— START STORED ROWS —
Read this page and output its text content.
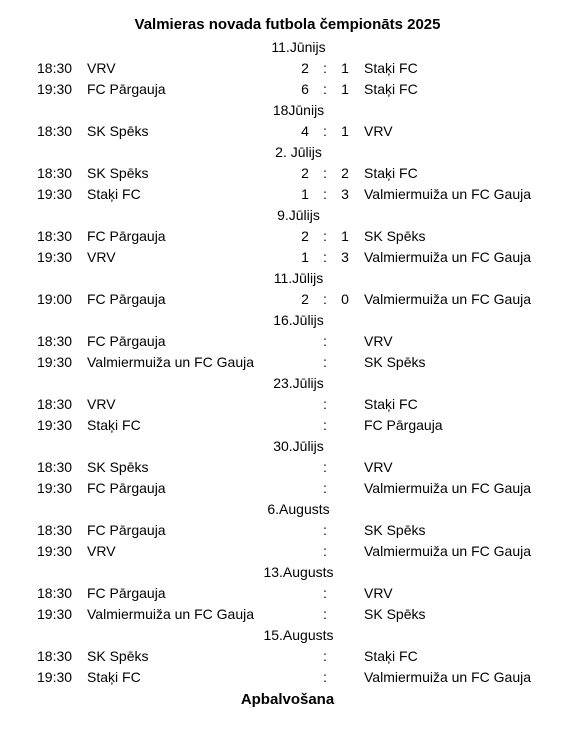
Valmieras novada futbola čempionāts 2025
11.Jūnijs
18:30 VRV	2 : 1 Staķi FC
19:30 FC Pārgauja	6 : 1 Staķi FC
18Jūnijs
18:30 SK Spēks	4 : 1 VRV
2. Jūlijs
18:30 SK Spēks	2 : 2 Staķi FC
19:30 Staķi FC	1 : 3 Valmiermuiža un FC Gauja
9.Jūlijs
18:30 FC Pārgauja	2 : 1 SK Spēks
19:30 VRV	1 : 3 Valmiermuiža un FC Gauja
11.Jūlijs
19:00 FC Pārgauja	2 : 0 Valmiermuiža un FC Gauja
16.Jūlijs
18:30 FC Pārgauja	:	VRV
19:30 Valmiermuiža un FC Gauja	:	SK Spēks
23.Jūlijs
18:30 VRV	:	Staķi FC
19:30 Staķi FC	:	FC Pārgauja
30.Jūlijs
18:30 SK Spēks	:	VRV
19:30 FC Pārgauja	:	Valmiermuiža un FC Gauja
6.Augusts
18:30 FC Pārgauja	:	SK Spēks
19:30 VRV	:	Valmiermuiža un FC Gauja
13.Augusts
18:30 FC Pārgauja	:	VRV
19:30 Valmiermuiža un FC Gauja	:	SK Spēks
15.Augusts
18:30 SK Spēks	:	Staķi FC
19:30 Staķi FC	:	Valmiermuiža un FC Gauja
Apbalvošana
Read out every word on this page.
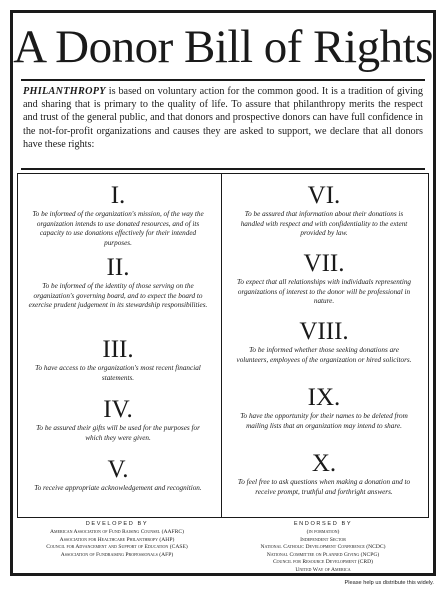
A Donor Bill of Rights

PHILANTHROPY is based on voluntary action for the common good. It is a tradition of giving and sharing that is primary to the quality of life. To assure that philanthropy merits the respect and trust of the general public, and that donors and prospective donors can have full confidence in the not-for-profit organizations and causes they are asked to support, we declare that all donors have these rights:

I.
To be informed of the organization's mission, of the way the organization intends to use donated resources, and of its capacity to use donations effectively for their intended purposes.
II.
To be informed of the identity of those serving on the organization's governing board, and to expect the board to exercise prudent judgement in its stewardship responsibilities.
III.
To have access to the organization's most recent financial statements.
IV.
To be assured their gifts will be used for the purposes for which they were given.
V.
To receive appropriate acknowledgement and recognition.
VI.
To be assured that information about their donations is handled with respect and with confidentiality to the extent provided by law.
VII.
To expect that all relationships with individuals representing organizations of interest to the donor will be professional in nature.
VIII.
To be informed whether those seeking donations are volunteers, employees of the organization or hired solicitors.
IX.
To have the opportunity for their names to be deleted from mailing lists that an organization may intend to share.
X.
To feel free to ask questions when making a donation and to receive prompt, truthful and forthright answers.
DEVELOPED BY
American Association of Fund Raising Counsel (AAFRC)
Association for Healthcare Philanthropy (AHP)
Council for Advancement and Support of Education (CASE)
Association of Fundraising Professionals (AFP)
ENDORSED BY
(in formation)
Independent Sector
National Catholic Development Conference (NCDC)
National Committee on Planned Giving (NCPG)
Council for Resource Development (CRD)
United Way of America
Please help us distribute this widely.
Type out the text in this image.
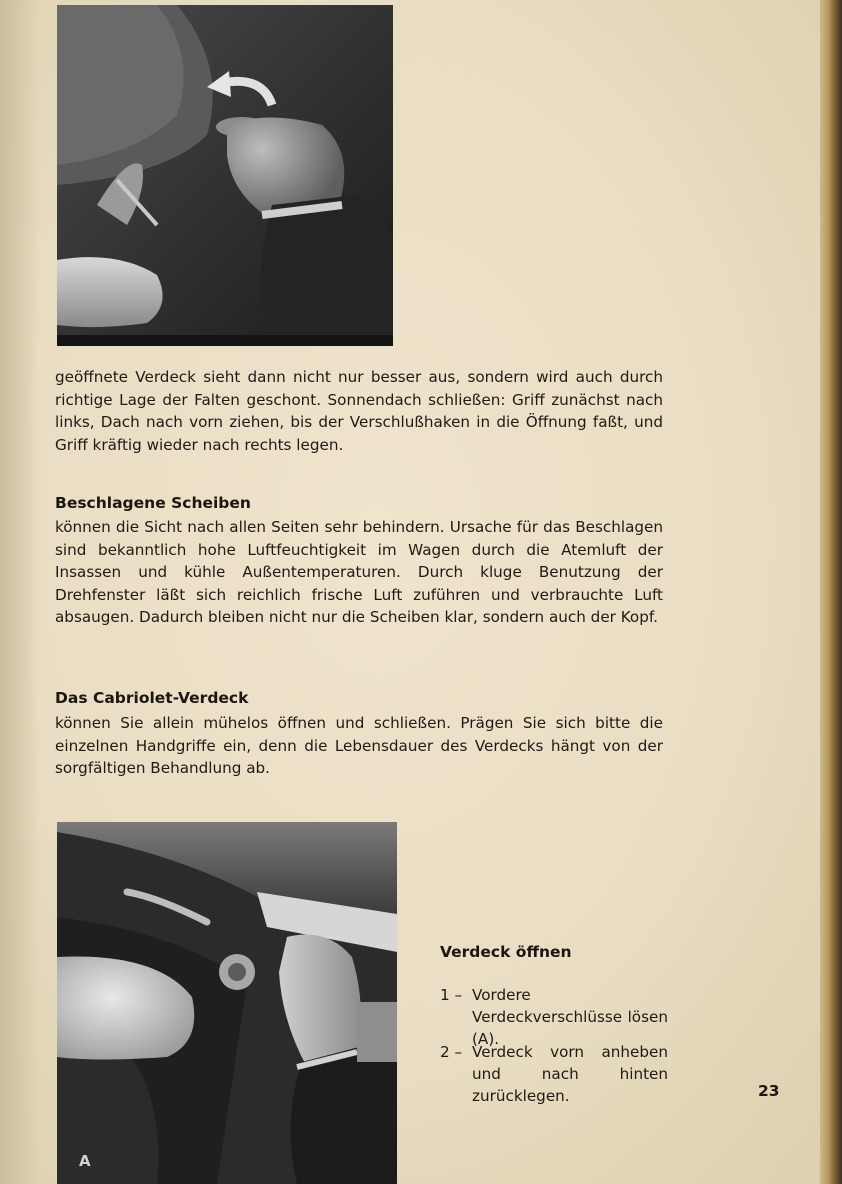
geöffnete Verdeck sieht dann nicht nur besser aus, sondern wird auch durch richtige Lage der Falten geschont. Sonnendach schließen: Griff zunächst nach links, Dach nach vorn ziehen, bis der Verschlußhaken in die Öffnung faßt, und Griff kräftig wieder nach rechts legen.

Beschlagene Scheiben

können die Sicht nach allen Seiten sehr behindern. Ursache für das Beschlagen sind bekanntlich hohe Luftfeuchtigkeit im Wagen durch die Atemluft der Insassen und kühle Außentemperaturen. Durch kluge Benutzung der Drehfenster läßt sich reichlich frische Luft zuführen und verbrauchte Luft absaugen. Dadurch bleiben nicht nur die Scheiben klar, sondern auch der Kopf.

Das Cabriolet-Verdeck

können Sie allein mühelos öffnen und schließen. Prägen Sie sich bitte die einzelnen Handgriffe ein, denn die Lebensdauer des Verdecks hängt von der sorgfältigen Behandlung ab.

A
Verdeck öffnen
1 – Vordere Verdeckverschlüsse lösen (A).
2 – Verdeck vorn anheben und nach hinten zurücklegen.	23
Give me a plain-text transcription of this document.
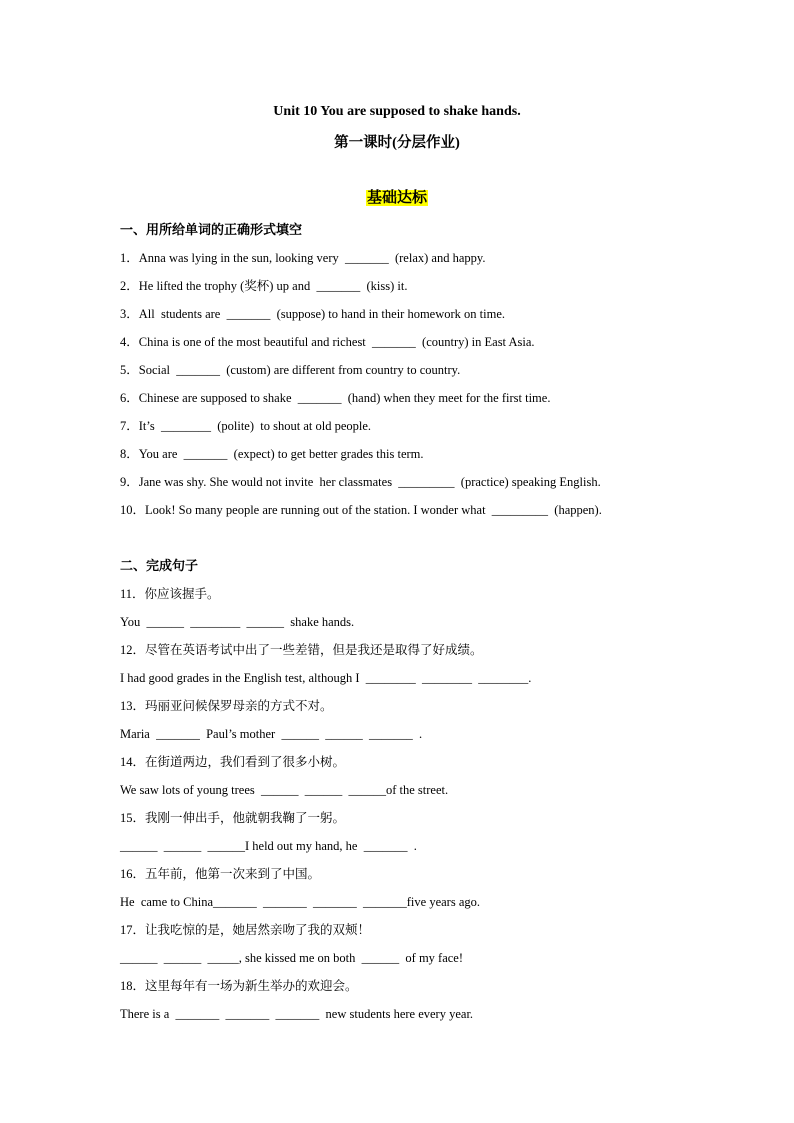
Unit 10 You are supposed to shake hands.
第一课时(分层作业)
基础达标
一、用所给单词的正确形式填空
1．Anna was lying in the sun, looking very  _______  (relax) and happy.
2．He lifted the trophy (奖杯) up and  _______  (kiss) it.
3．All  students are  _______  (suppose) to hand in their homework on time.
4．China is one of the most beautiful and richest  _______  (country) in East Asia.
5．Social  _______  (custom) are different from country to country.
6．Chinese are supposed to shake  _______  (hand) when they meet for the first time.
7．It’s  ________  (polite)  to shout at old people.
8．You are  _______  (expect) to get better grades this term.
9．Jane was shy. She would not invite  her classmates  _________  (practice) speaking English.
10．Look! So many people are running out of the station. I wonder what  _________  (happen).
二、完成句子
11．你应该握手。
You  ______  ________  ______  shake hands.
12．尽管在英语考试中出了一些差错，但是我还是取得了好成绩。
I had good grades in the English test, although I  ________  ________  ________.
13．玛丽亚问候保罗母亲的方式不对。
Maria  _______  Paul’s mother  ______  ______  _______  .
14．在街道两边，我们看到了很多小树。
We saw lots of young trees  ______  ______  ______of the street.
15．我刚一伸出手，他就朝我鞠了一躬。
______  ______  ______I held out my hand, he  _______  .
16．五年前，他第一次来到了中国。
He  came to China_______  _______  _______  _______five years ago.
17．让我吃惊的是，她居然亲吻了我的双颊！
______  ______  _____, she kissed me on both  ______  of my face!
18．这里每年有一场为新生举办的欢迎会。
There is a  _______  _______  _______  new students here every year.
— END STORED ROWS —
● TASK STATEMENT: Above are the records. Identify each line that contains the word "English".

● OUTPUT OF THE TASK:
9．Jane was shy. She would not invite  her classmates  _________  (practice) speaking English.
I had good grades in the English test, although I  ________  ________  ________.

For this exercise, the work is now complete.